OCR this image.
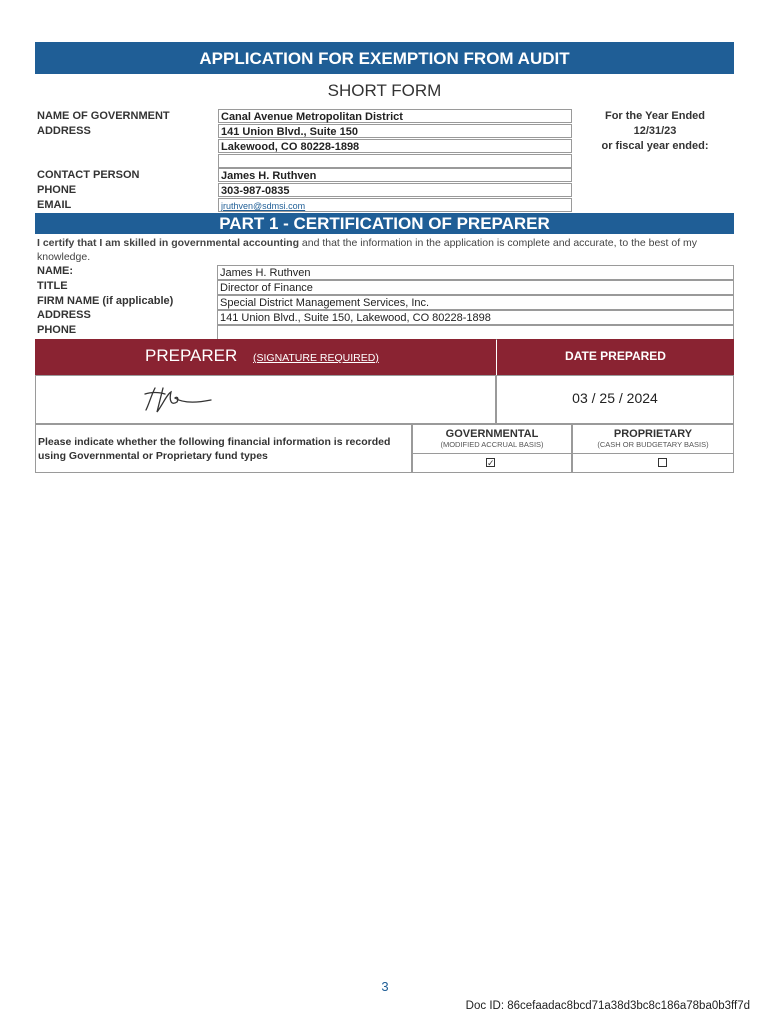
APPLICATION FOR EXEMPTION FROM AUDIT
SHORT FORM
NAME OF GOVERNMENT
ADDRESS
CONTACT PERSON
PHONE
EMAIL
Canal Avenue Metropolitan District
141 Union Blvd., Suite 150
Lakewood, CO 80228-1898
James H. Ruthven
303-987-0835
jruthven@sdmsi.com
For the Year Ended
12/31/23
or fiscal year ended:
PART 1 - CERTIFICATION OF PREPARER
I certify that I am skilled in governmental accounting and that the information in the application is complete and accurate, to the best of my knowledge.
NAME:
TITLE
FIRM NAME (if applicable)
ADDRESS
PHONE
James H. Ruthven
Director of Finance
Special District Management Services, Inc.
141 Union Blvd., Suite 150, Lakewood, CO 80228-1898
PREPARER (SIGNATURE REQUIRED)	DATE PREPARED
03 / 25 / 2024
Please indicate whether the following financial information is recorded using Governmental or Proprietary fund types
GOVERNMENTAL
(MODIFIED ACCRUAL BASIS)
PROPRIETARY
(CASH OR BUDGETARY BASIS)
✓
3
Doc ID: 86cefaadac8bcd71a38d3bc8c186a78ba0b3ff7d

Set exercise: Leave every image out, and retype the material exactly.

Full output:
OCR this image.
APPLICATION FOR EXEMPTION FROM AUDIT
SHORT FORM
NAME OF GOVERNMENT
ADDRESS
CONTACT PERSON
PHONE
EMAIL
Canal Avenue Metropolitan District
141 Union Blvd., Suite 150
Lakewood, CO 80228-1898
James H. Ruthven
303-987-0835
jruthven@sdmsi.com
For the Year Ended
12/31/23
or fiscal year ended:
PART 1 - CERTIFICATION OF PREPARER
I certify that I am skilled in governmental accounting and that the information in the application is complete and accurate, to the best of my knowledge.
NAME:
TITLE
FIRM NAME (if applicable)
ADDRESS
PHONE
James H. Ruthven
Director of Finance
Special District Management Services, Inc.
141 Union Blvd., Suite 150, Lakewood, CO 80228-1898
PREPARER (SIGNATURE REQUIRED)	DATE PREPARED
03 / 25 / 2024
Please indicate whether the following financial information is recorded using Governmental or Proprietary fund types
GOVERNMENTAL
(MODIFIED ACCRUAL BASIS)
PROPRIETARY
(CASH OR BUDGETARY BASIS)
✓
3
Doc ID: 86cefaadac8bcd71a38d3bc8c186a78ba0b3ff7d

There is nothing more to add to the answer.